EXERCISE DESCRIPTION: Report how many lines in the records hold the string "name"; give the number and nothing else.

[Dataset rows about figures]
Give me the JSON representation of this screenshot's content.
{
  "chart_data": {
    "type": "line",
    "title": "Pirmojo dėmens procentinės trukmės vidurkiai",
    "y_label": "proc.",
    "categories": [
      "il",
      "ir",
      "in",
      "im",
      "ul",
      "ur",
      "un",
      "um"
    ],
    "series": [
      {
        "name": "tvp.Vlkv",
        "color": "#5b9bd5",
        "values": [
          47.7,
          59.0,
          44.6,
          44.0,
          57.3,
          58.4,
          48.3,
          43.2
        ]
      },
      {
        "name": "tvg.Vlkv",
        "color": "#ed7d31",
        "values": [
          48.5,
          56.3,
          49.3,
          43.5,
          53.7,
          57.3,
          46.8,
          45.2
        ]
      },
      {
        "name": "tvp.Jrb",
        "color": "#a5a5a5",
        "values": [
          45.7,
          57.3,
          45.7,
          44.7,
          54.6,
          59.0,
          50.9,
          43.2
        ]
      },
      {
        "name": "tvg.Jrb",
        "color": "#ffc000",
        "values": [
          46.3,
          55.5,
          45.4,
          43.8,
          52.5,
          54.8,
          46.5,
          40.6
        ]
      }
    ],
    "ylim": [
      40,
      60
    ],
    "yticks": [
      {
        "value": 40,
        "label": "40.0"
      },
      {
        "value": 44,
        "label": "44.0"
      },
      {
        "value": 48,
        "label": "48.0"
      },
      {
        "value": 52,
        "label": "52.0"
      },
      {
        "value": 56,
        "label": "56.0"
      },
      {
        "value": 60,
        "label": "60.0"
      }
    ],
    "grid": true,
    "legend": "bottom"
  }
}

ANSWER TO THE TASK: 4